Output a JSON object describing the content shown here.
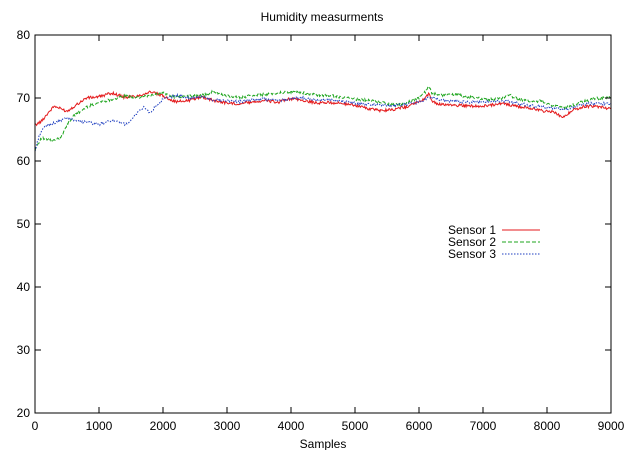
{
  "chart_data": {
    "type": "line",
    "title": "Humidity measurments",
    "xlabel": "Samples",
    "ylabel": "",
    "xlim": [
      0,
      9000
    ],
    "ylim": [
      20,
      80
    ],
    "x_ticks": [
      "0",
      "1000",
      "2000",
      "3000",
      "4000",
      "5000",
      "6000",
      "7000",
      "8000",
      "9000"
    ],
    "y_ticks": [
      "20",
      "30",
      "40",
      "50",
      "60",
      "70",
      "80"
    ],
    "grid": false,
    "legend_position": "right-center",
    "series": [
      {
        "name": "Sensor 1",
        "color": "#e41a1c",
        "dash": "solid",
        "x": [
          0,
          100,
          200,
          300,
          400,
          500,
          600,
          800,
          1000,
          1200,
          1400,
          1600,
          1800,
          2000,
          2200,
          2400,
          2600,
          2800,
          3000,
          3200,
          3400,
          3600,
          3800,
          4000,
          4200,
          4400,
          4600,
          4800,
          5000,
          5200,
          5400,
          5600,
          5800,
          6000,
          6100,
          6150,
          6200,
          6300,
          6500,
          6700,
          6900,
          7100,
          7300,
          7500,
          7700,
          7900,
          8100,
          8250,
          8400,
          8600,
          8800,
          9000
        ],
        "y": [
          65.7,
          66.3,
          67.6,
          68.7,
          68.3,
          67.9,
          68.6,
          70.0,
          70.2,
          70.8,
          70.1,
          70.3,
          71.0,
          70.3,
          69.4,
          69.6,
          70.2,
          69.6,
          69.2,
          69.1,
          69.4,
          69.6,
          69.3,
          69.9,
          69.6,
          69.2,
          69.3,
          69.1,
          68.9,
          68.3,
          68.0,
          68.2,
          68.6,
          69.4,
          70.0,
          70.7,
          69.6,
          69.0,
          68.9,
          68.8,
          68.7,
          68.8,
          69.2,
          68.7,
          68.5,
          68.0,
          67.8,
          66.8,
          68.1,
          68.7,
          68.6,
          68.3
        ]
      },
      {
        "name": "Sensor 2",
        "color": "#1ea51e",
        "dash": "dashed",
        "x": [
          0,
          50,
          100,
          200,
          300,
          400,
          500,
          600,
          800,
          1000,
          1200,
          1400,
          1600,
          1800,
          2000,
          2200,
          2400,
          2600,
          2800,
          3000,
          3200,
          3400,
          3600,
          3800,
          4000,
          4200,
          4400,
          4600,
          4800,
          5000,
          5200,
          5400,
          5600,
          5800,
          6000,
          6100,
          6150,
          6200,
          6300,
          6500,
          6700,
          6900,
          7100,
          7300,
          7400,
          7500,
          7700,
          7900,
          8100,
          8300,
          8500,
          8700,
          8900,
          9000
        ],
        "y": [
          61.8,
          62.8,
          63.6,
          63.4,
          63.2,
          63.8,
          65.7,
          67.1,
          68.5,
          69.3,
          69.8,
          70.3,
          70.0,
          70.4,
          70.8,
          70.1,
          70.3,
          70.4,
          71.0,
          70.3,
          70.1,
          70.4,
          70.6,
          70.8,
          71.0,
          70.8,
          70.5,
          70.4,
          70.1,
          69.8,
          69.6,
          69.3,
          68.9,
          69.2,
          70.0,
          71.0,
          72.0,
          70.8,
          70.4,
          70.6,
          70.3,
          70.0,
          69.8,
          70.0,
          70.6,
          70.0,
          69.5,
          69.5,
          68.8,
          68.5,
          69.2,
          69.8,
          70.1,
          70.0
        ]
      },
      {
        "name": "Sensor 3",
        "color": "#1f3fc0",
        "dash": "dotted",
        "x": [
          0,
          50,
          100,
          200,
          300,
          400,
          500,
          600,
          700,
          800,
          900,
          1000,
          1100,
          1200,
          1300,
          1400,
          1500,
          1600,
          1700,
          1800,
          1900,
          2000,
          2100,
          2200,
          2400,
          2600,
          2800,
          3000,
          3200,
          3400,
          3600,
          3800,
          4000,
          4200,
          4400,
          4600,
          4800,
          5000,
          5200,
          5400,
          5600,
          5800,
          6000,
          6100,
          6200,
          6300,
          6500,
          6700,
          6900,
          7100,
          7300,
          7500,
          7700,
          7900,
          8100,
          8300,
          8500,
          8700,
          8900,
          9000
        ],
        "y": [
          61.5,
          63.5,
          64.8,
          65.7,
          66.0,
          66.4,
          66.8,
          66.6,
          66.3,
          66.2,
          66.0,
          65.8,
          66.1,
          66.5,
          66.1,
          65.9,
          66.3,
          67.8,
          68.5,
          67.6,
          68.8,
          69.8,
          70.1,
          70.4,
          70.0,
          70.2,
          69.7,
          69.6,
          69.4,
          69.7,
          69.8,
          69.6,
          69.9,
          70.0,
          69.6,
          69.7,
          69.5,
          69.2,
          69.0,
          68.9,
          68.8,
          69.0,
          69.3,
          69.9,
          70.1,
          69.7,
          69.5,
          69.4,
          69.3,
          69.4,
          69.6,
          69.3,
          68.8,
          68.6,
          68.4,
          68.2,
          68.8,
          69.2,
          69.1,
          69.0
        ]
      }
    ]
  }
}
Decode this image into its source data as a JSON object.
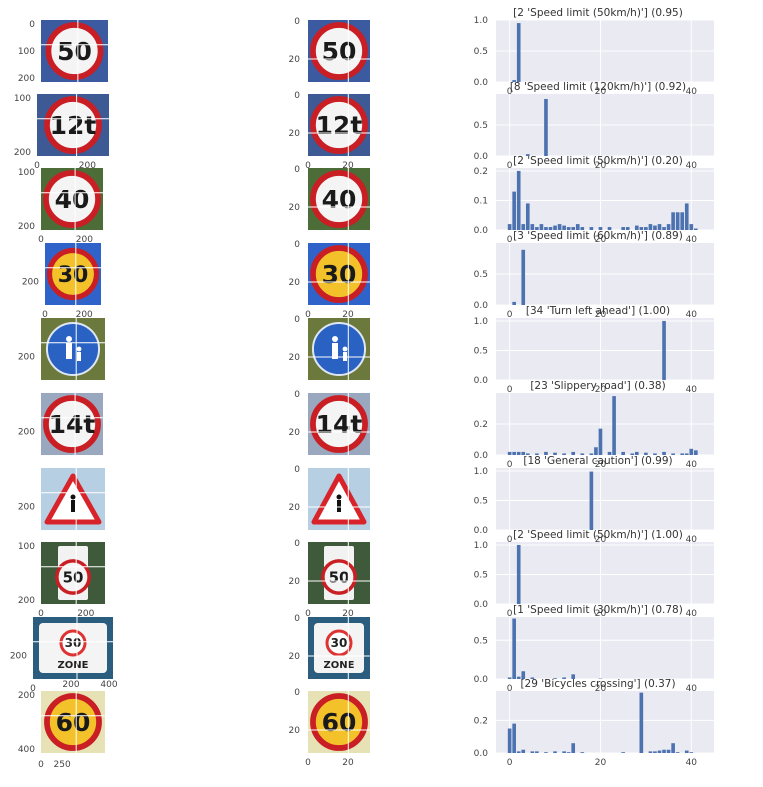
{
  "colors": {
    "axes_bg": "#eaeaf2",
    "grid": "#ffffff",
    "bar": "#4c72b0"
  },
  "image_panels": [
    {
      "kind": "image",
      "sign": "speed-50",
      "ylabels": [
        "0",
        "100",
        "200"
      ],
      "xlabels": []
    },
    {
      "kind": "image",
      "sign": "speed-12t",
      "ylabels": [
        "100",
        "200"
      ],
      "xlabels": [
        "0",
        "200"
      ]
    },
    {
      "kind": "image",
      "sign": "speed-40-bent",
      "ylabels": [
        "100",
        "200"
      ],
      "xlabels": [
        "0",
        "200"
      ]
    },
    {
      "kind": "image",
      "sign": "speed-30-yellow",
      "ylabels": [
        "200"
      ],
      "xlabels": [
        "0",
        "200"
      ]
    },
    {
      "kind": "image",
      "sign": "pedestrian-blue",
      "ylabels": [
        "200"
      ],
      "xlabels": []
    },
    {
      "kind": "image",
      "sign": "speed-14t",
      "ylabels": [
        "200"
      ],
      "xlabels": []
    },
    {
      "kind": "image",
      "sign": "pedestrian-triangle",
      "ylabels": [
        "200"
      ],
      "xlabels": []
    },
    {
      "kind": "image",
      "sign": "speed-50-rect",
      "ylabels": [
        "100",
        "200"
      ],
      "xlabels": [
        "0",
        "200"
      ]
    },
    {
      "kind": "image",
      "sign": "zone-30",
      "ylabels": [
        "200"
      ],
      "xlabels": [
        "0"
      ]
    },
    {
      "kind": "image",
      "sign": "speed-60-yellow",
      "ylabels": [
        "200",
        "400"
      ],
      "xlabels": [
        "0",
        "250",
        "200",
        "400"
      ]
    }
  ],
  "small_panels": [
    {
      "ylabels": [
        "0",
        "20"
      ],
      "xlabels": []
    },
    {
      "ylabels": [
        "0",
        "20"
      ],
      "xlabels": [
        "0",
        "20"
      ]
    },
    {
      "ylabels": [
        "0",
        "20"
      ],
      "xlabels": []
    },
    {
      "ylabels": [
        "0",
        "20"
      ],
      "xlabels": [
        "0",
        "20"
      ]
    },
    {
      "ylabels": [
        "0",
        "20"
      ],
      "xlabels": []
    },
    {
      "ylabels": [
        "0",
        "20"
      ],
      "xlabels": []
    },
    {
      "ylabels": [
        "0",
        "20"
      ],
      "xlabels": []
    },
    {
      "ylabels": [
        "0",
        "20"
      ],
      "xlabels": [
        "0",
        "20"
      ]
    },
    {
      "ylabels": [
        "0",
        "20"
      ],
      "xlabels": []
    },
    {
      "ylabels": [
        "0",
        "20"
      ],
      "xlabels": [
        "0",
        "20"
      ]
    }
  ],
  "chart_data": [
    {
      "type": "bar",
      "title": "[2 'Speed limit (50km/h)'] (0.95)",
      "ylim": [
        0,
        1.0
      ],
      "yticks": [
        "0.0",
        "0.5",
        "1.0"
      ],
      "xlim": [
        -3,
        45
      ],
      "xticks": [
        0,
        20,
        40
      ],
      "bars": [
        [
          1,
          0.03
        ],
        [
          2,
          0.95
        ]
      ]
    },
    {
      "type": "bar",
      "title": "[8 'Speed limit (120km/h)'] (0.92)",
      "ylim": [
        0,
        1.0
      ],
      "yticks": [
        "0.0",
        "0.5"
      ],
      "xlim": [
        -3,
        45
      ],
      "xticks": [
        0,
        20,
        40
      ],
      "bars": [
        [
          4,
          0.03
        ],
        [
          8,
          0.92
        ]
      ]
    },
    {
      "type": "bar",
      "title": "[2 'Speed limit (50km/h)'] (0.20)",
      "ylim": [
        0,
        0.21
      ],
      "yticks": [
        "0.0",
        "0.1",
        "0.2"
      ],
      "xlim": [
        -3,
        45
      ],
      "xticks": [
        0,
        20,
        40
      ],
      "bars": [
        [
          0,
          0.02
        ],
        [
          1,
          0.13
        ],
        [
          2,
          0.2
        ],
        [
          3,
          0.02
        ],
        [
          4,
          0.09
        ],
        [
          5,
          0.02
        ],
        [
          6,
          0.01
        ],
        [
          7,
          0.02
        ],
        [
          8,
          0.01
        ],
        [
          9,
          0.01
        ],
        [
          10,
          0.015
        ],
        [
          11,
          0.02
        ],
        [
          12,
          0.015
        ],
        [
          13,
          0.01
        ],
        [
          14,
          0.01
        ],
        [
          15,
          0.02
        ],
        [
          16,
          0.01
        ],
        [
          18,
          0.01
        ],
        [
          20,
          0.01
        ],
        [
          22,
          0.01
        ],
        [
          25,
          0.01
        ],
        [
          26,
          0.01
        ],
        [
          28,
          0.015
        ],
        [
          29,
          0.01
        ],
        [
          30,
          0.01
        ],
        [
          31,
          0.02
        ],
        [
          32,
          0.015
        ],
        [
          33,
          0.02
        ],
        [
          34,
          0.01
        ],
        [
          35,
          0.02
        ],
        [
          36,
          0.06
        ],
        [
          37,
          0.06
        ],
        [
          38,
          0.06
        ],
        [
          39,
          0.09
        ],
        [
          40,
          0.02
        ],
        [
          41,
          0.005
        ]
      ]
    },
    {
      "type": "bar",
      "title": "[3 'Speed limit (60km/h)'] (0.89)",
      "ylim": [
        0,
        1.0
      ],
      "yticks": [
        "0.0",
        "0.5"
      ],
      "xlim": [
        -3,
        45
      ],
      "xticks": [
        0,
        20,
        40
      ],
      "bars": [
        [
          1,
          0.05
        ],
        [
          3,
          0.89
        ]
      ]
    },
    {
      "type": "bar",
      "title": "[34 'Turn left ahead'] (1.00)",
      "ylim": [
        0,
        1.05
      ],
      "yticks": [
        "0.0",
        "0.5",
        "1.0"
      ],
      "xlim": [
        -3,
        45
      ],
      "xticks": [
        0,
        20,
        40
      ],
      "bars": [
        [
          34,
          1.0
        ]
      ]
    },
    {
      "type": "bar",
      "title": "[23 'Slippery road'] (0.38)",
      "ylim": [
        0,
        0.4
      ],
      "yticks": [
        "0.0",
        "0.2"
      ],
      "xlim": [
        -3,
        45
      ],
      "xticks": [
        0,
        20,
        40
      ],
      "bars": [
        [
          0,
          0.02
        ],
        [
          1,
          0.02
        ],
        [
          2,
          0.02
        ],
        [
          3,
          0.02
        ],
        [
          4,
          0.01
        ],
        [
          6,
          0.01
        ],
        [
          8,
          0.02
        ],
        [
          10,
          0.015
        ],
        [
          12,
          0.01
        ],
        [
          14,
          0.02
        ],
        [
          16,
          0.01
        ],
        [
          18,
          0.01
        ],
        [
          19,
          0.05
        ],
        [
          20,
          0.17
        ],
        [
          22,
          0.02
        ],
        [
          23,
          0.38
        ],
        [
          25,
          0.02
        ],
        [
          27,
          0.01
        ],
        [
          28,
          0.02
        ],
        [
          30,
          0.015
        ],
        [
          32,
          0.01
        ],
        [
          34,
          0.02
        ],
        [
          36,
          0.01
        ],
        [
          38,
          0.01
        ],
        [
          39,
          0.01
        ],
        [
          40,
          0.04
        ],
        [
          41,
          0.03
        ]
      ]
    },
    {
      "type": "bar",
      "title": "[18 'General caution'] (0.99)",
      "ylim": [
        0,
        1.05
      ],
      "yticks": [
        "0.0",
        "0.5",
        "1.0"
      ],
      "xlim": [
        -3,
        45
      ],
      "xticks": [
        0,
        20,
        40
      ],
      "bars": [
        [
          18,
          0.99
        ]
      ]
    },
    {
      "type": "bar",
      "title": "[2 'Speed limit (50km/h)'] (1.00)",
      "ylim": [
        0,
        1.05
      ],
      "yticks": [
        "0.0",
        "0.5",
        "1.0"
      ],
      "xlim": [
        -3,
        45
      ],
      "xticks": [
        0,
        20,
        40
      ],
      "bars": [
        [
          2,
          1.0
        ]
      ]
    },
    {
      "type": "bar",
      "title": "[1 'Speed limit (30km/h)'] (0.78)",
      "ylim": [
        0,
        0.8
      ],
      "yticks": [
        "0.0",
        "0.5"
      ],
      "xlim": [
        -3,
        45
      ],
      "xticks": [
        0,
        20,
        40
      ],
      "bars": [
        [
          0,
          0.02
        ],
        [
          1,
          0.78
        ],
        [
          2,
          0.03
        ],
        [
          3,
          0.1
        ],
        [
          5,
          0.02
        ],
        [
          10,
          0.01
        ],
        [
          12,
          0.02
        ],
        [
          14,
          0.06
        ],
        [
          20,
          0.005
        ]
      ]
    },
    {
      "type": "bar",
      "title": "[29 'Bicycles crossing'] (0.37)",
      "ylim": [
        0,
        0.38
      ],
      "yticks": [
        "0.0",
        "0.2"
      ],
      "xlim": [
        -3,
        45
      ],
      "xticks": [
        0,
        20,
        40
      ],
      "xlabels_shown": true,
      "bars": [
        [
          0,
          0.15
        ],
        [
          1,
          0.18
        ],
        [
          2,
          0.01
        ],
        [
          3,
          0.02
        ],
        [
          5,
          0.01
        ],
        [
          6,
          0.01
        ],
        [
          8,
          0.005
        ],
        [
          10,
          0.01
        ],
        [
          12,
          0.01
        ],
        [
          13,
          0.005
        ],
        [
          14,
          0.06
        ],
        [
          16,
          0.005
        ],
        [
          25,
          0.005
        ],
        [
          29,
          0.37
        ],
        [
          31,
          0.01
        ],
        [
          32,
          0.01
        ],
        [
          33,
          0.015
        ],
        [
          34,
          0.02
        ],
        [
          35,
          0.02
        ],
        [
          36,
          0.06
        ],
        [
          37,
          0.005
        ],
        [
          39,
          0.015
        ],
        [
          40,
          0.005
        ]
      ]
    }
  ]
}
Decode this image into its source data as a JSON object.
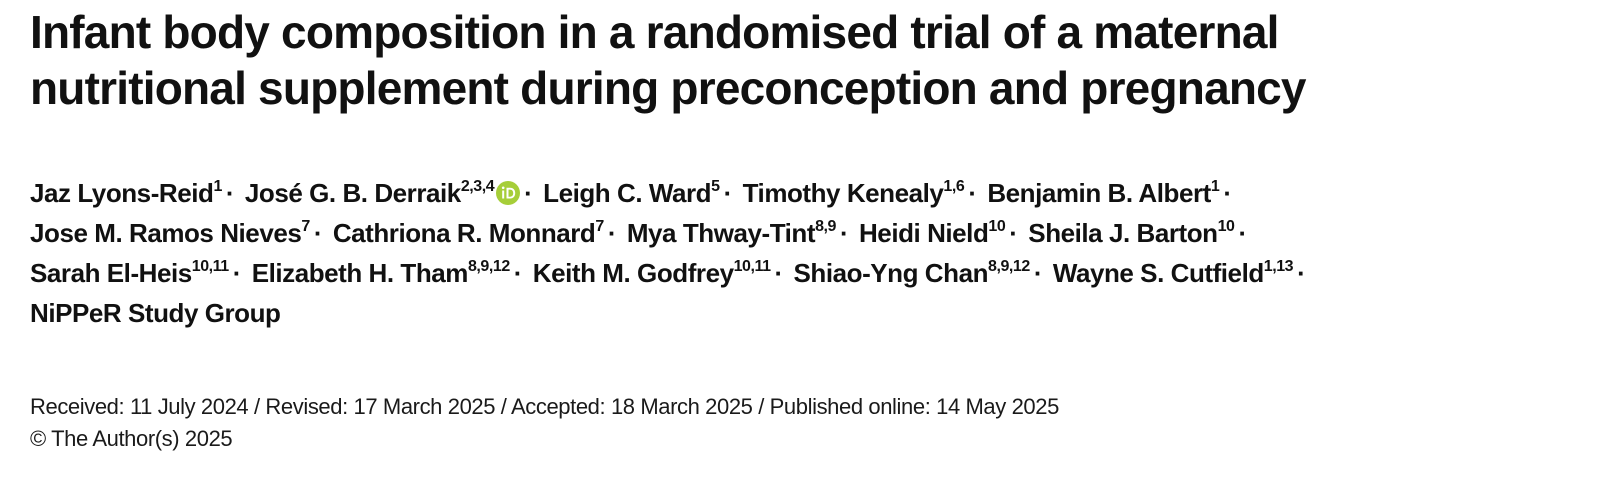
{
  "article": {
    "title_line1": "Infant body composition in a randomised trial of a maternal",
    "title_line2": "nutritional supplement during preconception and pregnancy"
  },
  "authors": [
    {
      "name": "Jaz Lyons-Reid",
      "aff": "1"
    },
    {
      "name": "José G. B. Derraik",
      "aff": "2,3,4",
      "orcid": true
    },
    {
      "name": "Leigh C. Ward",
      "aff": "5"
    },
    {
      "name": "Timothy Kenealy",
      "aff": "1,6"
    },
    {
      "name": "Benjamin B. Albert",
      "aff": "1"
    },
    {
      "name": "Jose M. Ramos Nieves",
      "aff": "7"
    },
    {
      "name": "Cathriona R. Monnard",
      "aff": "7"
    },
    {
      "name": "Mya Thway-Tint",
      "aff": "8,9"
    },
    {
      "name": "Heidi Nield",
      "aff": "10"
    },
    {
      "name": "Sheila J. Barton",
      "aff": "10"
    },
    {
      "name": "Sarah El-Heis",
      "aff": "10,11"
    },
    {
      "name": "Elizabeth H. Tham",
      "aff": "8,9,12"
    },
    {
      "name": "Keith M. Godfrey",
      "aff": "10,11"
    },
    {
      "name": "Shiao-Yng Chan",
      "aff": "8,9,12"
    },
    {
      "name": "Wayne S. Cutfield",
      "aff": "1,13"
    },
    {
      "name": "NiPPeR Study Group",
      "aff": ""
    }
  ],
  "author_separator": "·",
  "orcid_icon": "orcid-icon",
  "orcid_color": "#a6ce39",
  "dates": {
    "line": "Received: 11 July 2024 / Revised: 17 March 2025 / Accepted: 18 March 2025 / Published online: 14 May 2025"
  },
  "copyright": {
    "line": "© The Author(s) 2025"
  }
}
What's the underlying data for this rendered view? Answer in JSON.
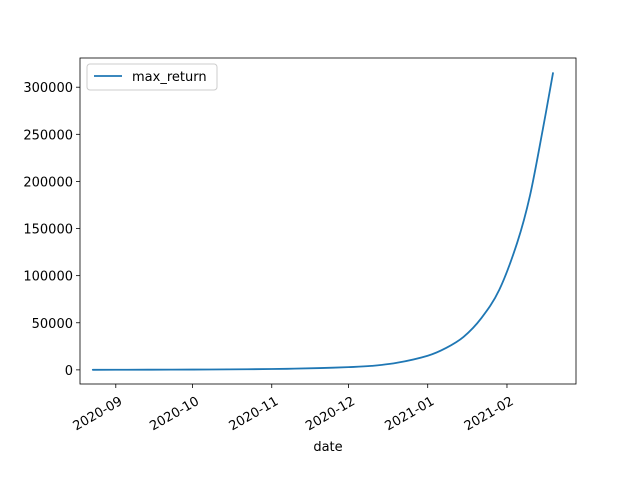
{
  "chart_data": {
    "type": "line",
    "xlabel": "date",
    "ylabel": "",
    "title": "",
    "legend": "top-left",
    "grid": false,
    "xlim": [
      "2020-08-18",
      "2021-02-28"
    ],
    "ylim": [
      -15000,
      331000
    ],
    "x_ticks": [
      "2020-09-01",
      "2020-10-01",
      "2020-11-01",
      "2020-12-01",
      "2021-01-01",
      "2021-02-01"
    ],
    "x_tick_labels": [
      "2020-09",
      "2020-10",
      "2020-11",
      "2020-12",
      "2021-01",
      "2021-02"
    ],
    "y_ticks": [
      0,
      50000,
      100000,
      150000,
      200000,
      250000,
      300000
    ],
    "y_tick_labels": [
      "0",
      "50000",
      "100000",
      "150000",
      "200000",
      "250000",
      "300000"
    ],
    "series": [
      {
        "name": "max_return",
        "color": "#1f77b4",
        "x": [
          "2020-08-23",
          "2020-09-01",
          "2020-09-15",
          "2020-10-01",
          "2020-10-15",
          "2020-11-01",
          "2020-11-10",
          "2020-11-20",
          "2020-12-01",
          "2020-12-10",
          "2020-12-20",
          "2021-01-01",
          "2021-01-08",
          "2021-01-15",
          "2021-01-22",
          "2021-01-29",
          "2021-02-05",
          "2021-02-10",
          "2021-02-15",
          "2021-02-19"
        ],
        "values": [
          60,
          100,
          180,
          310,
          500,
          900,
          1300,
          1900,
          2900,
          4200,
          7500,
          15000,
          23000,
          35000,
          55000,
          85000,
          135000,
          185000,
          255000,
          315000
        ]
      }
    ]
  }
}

• **Problem**: Track down the lines that include the word "limit" and copy them.

• **Answer to the task**:
      "title": "[2 'Speed limit (50km/h)'] (0.95)",
      "title": "[8 'Speed limit (120km/h)'] (0.92)",
      "title": "[2 'Speed limit (50km/h)'] (0.20)",
      "title": "[3 'Speed limit (60km/h)'] (0.89)",
      "title": "[2 'Speed limit (50km/h)'] (1.00)",
      "title": "[1 'Speed limit (30km/h)'] (0.78)",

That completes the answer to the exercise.